Retype the material word for word.

** BEGIN Recorded data **

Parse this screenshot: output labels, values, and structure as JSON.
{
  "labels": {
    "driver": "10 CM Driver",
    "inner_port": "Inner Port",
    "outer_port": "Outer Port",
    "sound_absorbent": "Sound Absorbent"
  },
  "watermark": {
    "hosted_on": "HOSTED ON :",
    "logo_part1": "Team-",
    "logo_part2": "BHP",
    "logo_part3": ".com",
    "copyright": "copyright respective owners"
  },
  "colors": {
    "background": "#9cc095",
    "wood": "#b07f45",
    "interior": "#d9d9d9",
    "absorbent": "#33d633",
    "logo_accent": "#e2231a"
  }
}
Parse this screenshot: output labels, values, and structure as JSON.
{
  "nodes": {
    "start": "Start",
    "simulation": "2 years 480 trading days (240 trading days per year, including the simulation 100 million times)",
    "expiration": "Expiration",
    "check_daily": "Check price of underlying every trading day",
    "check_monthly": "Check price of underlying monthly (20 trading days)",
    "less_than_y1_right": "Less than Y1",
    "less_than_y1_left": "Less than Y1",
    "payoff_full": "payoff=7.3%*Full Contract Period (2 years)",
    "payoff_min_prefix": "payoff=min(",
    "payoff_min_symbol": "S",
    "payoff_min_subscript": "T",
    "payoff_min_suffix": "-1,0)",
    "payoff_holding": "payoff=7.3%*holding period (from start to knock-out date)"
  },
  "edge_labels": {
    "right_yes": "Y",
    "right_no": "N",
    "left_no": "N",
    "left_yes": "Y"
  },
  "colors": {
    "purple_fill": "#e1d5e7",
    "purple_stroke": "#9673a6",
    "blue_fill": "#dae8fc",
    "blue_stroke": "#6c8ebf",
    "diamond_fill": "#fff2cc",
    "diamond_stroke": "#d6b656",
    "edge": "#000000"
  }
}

** END Recorded data **

▶ Written response:
Parse this screenshot: output labels, values, and structure as JSON.
{
  "labels": {
    "driver": "10 CM Driver",
    "inner_port": "Inner Port",
    "outer_port": "Outer Port",
    "sound_absorbent": "Sound Absorbent"
  },
  "watermark": {
    "hosted_on": "HOSTED ON :",
    "logo_part1": "Team-",
    "logo_part2": "BHP",
    "logo_part3": ".com",
    "copyright": "copyright respective owners"
  },
  "colors": {
    "background": "#9cc095",
    "wood": "#b07f45",
    "interior": "#d9d9d9",
    "absorbent": "#33d633",
    "logo_accent": "#e2231a"
  }
}
Parse this screenshot: output labels, values, and structure as JSON.
{
  "nodes": {
    "start": "Start",
    "simulation": "2 years 480 trading days (240 trading days per year, including the simulation 100 million times)",
    "expiration": "Expiration",
    "check_daily": "Check price of underlying every trading day",
    "check_monthly": "Check price of underlying monthly (20 trading days)",
    "less_than_y1_right": "Less than Y1",
    "less_than_y1_left": "Less than Y1",
    "payoff_full": "payoff=7.3%*Full Contract Period (2 years)",
    "payoff_min_prefix": "payoff=min(",
    "payoff_min_symbol": "S",
    "payoff_min_subscript": "T",
    "payoff_min_suffix": "-1,0)",
    "payoff_holding": "payoff=7.3%*holding period (from start to knock-out date)"
  },
  "edge_labels": {
    "right_yes": "Y",
    "right_no": "N",
    "left_no": "N",
    "left_yes": "Y"
  },
  "colors": {
    "purple_fill": "#e1d5e7",
    "purple_stroke": "#9673a6",
    "blue_fill": "#dae8fc",
    "blue_stroke": "#6c8ebf",
    "diamond_fill": "#fff2cc",
    "diamond_stroke": "#d6b656",
    "edge": "#000000"
  }
}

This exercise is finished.